-- Start of Available data --

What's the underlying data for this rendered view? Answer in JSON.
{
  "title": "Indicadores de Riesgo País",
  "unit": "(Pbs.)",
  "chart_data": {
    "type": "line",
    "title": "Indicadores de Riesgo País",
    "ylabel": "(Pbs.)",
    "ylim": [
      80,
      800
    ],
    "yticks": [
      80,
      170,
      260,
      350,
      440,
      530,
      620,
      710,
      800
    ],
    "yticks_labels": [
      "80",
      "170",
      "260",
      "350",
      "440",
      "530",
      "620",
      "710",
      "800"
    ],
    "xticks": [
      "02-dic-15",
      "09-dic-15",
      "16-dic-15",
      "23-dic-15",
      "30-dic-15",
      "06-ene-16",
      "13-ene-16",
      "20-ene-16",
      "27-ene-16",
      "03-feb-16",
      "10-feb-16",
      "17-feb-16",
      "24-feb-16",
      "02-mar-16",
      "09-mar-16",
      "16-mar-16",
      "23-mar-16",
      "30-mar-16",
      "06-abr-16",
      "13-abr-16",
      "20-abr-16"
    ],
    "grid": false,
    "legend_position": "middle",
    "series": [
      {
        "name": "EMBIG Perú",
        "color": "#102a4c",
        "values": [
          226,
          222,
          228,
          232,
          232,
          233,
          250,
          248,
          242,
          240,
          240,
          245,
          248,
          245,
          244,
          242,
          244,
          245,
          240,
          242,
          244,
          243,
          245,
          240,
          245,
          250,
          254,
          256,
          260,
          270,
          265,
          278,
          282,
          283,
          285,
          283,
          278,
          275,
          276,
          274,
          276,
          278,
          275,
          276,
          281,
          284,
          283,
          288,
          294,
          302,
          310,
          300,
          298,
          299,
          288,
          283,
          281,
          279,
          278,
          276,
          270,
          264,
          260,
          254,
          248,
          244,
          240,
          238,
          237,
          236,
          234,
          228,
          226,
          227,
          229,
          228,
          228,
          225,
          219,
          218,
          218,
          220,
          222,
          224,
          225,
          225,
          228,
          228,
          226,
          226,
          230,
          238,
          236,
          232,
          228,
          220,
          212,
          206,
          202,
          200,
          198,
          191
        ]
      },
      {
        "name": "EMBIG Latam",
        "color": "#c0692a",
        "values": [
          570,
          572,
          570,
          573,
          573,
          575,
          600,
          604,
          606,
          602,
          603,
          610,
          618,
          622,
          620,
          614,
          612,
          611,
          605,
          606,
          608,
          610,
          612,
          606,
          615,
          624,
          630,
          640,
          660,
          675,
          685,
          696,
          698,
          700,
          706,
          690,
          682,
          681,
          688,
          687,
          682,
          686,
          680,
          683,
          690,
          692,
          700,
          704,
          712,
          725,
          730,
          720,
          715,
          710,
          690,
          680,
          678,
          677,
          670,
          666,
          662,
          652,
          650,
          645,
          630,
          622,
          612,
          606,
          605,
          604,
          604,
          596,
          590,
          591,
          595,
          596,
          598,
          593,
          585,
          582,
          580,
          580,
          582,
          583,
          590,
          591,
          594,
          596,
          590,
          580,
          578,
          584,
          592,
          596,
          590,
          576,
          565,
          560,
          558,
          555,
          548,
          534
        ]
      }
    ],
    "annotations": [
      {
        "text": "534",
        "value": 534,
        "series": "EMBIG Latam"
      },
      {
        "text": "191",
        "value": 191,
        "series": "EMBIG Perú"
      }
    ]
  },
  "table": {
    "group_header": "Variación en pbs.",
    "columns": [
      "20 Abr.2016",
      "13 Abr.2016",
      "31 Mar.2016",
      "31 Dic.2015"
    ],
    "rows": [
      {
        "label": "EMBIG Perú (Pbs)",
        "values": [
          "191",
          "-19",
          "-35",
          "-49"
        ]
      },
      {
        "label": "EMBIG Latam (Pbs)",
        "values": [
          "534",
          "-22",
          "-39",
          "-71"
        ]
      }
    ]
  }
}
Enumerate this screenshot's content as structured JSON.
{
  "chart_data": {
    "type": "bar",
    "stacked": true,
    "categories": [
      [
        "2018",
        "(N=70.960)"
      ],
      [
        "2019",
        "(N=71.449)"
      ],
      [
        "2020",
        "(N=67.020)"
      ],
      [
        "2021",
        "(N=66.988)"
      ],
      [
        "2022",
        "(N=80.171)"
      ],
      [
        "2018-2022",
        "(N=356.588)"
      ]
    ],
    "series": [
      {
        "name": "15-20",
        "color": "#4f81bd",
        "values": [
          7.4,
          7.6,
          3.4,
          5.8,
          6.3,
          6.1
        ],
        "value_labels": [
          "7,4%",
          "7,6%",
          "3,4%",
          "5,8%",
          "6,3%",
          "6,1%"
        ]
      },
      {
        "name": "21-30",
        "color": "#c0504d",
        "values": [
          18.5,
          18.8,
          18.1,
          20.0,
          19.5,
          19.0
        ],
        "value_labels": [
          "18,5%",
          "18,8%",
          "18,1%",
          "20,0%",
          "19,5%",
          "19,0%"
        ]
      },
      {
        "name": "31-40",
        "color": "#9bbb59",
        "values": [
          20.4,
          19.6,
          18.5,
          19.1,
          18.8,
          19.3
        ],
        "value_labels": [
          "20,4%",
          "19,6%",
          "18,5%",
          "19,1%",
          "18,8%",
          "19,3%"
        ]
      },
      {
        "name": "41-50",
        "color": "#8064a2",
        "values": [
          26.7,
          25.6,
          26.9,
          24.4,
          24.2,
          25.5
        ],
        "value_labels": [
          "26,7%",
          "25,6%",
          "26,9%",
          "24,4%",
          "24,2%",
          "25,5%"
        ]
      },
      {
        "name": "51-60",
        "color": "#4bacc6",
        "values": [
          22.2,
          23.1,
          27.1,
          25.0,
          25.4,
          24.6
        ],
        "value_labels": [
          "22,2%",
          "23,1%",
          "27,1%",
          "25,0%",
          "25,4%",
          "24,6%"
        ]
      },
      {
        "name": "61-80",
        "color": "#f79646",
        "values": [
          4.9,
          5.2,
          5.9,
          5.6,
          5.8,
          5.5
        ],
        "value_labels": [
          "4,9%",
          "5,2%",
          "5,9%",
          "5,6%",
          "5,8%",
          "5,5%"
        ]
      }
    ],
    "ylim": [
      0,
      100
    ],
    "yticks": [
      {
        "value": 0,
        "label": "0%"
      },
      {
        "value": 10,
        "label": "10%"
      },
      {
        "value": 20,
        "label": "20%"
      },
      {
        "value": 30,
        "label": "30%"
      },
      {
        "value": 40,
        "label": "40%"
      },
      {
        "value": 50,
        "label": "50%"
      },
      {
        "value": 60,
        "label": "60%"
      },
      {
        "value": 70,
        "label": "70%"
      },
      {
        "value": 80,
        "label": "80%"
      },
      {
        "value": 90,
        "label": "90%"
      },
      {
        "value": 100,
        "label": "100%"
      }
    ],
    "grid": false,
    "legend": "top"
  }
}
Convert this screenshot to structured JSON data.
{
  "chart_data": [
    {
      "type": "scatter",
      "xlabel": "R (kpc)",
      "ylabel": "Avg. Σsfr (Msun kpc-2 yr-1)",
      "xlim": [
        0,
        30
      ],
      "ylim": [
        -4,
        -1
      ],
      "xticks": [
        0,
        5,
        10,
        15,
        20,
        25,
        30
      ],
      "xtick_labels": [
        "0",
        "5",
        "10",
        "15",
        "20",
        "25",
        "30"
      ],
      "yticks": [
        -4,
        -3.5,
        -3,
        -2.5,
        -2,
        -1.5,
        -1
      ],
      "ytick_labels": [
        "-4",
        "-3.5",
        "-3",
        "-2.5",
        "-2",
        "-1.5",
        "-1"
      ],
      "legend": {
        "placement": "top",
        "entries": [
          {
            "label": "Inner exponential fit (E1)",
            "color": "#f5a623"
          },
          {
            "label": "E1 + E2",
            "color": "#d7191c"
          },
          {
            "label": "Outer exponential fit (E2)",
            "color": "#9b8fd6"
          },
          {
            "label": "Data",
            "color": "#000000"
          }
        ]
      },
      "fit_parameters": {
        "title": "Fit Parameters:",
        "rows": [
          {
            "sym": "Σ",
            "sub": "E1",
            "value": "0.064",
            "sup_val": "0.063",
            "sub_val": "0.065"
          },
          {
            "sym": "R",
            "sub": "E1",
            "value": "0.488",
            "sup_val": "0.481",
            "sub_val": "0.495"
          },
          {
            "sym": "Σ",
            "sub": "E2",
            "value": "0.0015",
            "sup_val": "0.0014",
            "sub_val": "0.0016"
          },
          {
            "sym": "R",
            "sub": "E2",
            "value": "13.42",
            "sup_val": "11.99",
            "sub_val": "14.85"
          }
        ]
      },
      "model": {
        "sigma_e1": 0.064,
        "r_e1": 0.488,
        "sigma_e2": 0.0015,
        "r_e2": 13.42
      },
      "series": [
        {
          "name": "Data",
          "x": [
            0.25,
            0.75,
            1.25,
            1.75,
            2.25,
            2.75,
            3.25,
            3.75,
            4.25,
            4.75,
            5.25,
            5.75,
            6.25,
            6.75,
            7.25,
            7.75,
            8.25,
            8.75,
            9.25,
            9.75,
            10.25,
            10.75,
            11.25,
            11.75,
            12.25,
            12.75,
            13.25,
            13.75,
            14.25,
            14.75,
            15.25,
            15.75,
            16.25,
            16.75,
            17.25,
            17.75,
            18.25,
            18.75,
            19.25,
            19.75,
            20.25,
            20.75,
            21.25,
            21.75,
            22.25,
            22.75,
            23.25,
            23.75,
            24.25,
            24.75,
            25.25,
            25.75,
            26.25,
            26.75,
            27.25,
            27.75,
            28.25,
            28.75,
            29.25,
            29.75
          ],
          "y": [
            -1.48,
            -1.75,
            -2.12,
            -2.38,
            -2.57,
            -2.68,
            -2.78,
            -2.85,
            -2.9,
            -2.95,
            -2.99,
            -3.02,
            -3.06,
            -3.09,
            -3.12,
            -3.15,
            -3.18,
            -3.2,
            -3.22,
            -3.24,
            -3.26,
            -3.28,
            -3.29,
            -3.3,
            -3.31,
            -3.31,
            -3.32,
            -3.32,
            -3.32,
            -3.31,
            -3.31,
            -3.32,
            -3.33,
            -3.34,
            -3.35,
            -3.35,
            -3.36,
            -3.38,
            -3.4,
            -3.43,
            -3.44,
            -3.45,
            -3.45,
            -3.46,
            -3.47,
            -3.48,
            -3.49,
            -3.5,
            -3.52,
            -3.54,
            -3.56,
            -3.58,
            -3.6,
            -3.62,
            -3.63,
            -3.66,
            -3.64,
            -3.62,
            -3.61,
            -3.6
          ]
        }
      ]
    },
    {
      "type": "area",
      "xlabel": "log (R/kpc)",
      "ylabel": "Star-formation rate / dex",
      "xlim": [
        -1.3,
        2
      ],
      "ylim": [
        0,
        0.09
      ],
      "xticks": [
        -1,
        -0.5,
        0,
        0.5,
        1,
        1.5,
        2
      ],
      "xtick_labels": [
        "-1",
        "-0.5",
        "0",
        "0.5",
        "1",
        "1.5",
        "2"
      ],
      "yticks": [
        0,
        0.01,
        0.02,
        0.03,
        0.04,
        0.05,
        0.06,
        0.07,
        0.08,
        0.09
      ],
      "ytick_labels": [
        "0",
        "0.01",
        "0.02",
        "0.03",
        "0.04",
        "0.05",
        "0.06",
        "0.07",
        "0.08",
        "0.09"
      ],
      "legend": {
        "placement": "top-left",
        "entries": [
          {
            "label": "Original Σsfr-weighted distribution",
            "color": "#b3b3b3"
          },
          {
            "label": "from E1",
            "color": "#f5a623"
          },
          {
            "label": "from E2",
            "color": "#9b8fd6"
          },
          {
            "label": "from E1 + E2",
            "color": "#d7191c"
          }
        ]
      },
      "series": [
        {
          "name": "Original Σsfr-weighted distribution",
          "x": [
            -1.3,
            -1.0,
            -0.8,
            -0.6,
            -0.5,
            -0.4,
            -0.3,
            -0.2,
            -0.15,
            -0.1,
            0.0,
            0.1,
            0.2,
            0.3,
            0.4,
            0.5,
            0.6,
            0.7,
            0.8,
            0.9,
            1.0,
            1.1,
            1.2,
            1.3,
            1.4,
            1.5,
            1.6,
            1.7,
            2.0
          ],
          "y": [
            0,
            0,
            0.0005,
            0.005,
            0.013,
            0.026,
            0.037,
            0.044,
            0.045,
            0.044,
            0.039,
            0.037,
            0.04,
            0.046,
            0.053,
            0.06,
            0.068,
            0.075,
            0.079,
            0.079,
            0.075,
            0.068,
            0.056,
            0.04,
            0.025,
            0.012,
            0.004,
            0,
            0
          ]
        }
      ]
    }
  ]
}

-- End of Available data --

■ **Required task**
Return each line of the data that contains the string "EMBIG".

■ **Answer in full**
        "name": "EMBIG Perú",
        "name": "EMBIG Latam",
        "series": "EMBIG Latam"
        "series": "EMBIG Perú"
        "label": "EMBIG Perú (Pbs)",
        "label": "EMBIG Latam (Pbs)",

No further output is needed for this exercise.